**TASK REQUIREMENTS:** Pull out every line below holding the word "this".

**Records from a dataset:**
┌──

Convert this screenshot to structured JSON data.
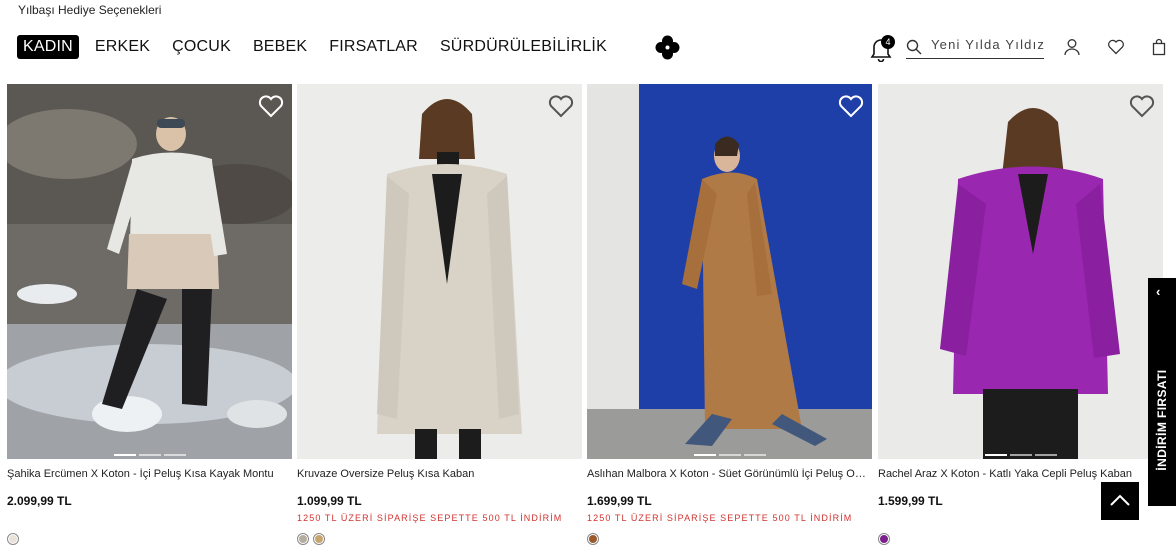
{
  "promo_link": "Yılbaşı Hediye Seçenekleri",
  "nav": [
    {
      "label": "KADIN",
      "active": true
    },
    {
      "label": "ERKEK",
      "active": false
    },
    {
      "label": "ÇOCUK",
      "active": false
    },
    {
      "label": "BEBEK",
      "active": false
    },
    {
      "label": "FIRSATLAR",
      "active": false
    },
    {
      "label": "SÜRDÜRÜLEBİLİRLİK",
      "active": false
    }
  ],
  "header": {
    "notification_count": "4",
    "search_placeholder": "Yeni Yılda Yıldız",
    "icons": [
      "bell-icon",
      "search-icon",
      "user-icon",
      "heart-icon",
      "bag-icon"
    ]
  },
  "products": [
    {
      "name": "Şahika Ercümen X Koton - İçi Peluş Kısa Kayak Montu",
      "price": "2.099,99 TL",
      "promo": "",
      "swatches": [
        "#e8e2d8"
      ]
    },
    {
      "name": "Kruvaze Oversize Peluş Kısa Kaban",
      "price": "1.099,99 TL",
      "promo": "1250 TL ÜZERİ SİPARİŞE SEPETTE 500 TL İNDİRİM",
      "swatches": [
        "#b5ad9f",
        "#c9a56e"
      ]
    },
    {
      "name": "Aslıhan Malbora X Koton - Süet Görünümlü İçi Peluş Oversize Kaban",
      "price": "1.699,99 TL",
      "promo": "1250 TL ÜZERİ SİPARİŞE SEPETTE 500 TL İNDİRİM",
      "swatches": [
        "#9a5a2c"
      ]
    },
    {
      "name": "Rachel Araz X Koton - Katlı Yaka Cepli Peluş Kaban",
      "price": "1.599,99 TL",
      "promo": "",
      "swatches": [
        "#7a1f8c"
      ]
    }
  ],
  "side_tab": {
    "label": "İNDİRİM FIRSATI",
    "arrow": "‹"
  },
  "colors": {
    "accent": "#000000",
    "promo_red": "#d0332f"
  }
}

└──
┌──

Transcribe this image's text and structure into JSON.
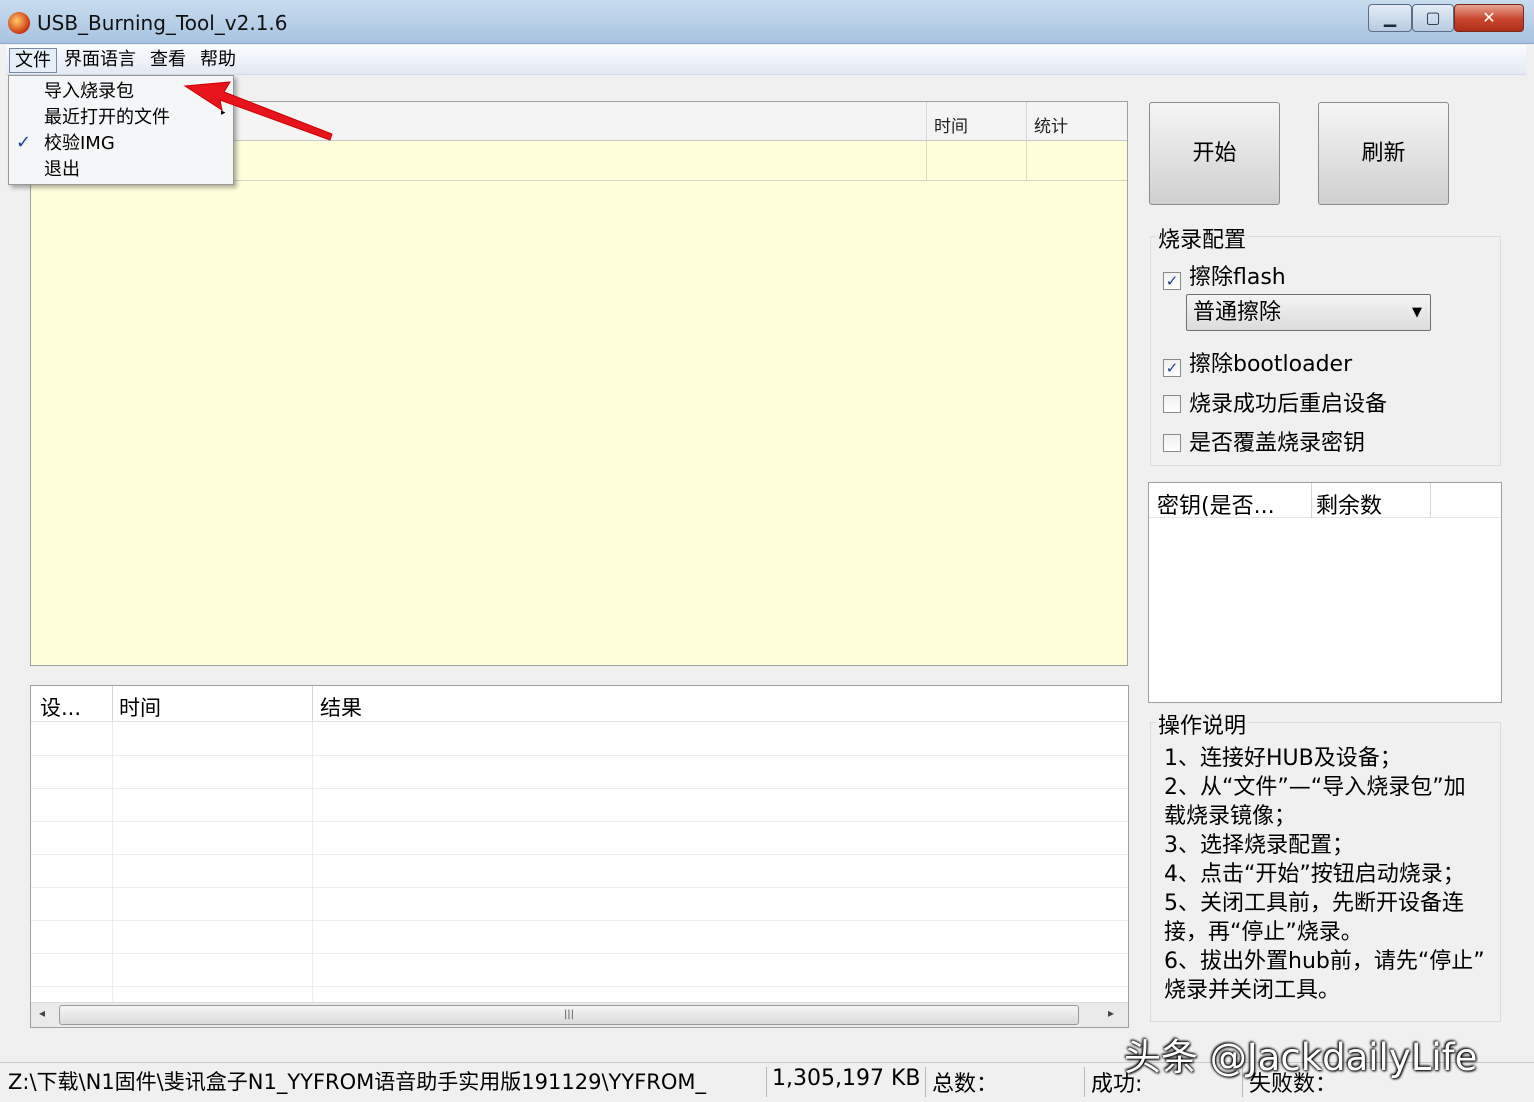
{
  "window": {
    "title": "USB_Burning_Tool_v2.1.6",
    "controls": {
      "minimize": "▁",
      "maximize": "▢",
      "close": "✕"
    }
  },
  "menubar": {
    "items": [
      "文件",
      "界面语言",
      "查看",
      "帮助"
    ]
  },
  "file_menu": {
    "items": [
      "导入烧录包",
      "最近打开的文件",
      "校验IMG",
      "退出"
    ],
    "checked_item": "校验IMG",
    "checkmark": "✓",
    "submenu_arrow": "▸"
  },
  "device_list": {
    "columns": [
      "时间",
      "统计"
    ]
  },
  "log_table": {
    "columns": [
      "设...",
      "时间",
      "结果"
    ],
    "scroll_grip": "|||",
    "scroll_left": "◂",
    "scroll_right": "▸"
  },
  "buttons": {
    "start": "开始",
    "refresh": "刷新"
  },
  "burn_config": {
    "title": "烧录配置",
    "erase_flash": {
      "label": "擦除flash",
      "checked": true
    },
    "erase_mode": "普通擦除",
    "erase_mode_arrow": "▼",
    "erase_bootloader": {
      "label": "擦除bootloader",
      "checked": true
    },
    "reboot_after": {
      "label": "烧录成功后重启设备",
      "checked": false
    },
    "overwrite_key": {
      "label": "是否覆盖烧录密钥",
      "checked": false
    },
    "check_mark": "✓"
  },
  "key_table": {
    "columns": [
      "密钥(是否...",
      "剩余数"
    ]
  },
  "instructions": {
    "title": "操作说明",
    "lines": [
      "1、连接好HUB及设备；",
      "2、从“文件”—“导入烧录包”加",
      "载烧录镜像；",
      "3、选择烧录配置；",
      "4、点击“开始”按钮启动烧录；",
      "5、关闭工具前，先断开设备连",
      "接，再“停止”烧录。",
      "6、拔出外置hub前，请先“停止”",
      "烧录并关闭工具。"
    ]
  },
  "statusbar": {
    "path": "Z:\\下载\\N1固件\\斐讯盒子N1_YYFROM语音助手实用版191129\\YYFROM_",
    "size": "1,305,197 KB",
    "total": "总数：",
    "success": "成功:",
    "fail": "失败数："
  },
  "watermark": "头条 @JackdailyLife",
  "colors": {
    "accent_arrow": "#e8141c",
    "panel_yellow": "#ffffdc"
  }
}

└──
┌──

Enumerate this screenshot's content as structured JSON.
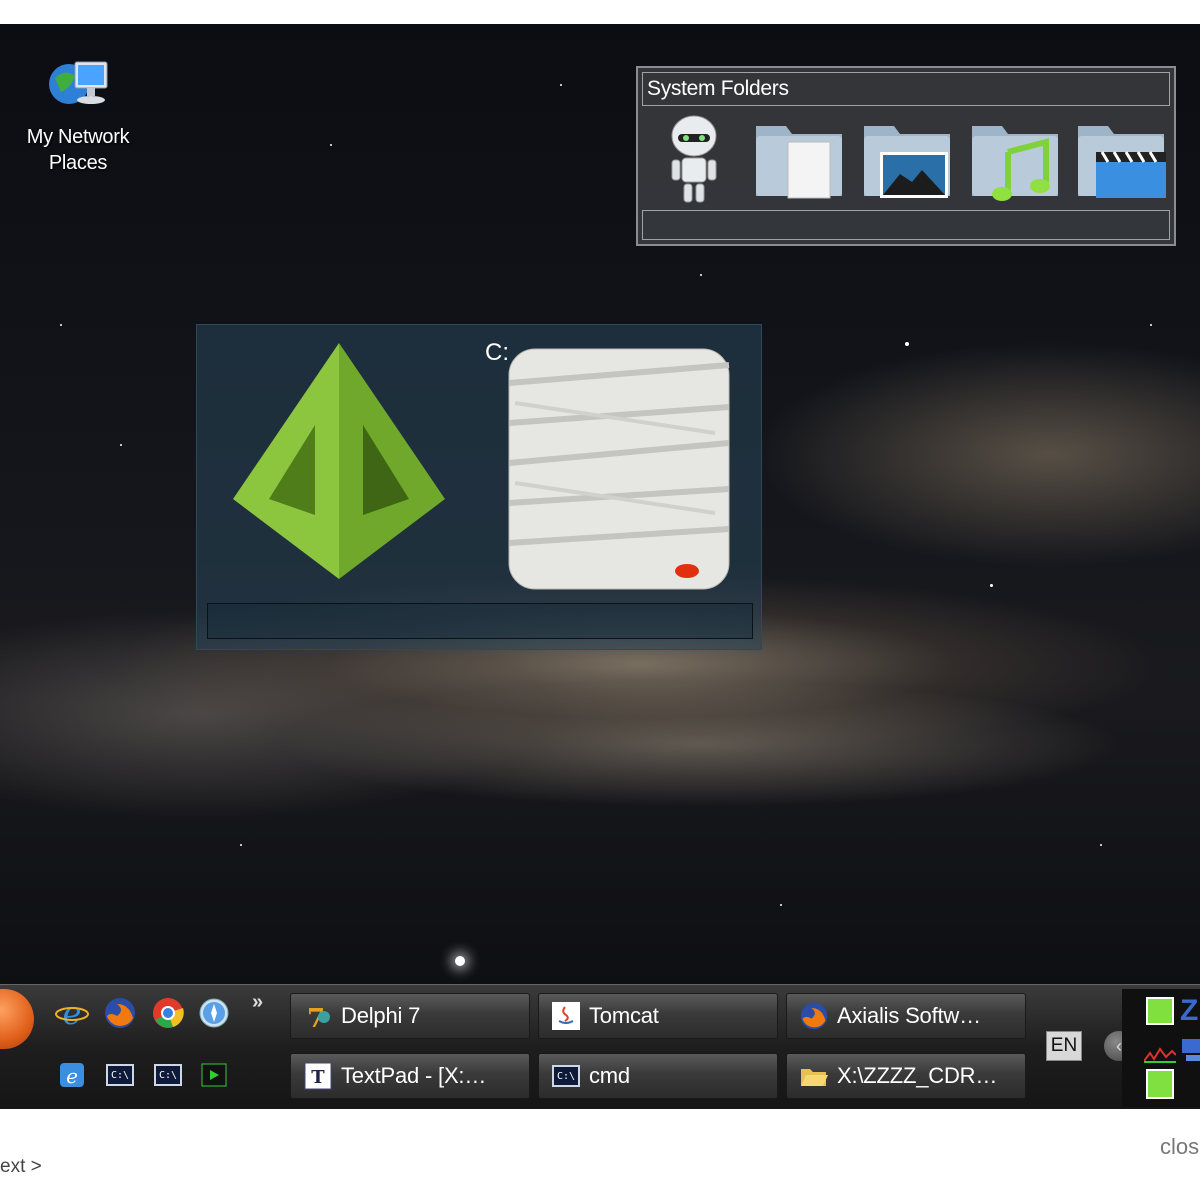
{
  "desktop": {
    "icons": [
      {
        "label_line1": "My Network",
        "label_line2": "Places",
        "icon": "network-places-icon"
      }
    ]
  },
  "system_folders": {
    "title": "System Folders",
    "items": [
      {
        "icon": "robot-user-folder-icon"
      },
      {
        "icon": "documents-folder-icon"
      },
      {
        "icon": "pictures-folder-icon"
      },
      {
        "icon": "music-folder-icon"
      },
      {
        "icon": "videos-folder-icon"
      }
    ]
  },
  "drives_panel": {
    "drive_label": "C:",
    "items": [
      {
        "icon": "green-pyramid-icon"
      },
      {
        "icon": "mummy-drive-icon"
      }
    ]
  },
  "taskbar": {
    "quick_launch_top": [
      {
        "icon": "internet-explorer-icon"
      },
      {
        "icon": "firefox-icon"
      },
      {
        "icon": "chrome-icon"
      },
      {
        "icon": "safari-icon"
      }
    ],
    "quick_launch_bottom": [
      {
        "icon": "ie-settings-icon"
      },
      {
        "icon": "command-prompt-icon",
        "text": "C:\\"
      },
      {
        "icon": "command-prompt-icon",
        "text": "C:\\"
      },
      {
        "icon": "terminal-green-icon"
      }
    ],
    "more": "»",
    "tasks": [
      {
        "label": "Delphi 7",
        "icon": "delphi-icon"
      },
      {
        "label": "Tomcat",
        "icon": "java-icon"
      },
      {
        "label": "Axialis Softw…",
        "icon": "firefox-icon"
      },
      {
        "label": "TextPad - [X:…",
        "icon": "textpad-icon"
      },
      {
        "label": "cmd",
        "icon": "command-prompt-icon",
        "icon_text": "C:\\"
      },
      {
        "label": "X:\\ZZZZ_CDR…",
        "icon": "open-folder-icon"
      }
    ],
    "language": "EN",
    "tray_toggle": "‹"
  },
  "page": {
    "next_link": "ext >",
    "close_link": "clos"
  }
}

└──

**WORKED SOLUTION:**
Convert this screenshot to structured JSON data.
Transcribe this image's text and structure into JSON.
Enumerate this screenshot's content as structured JSON.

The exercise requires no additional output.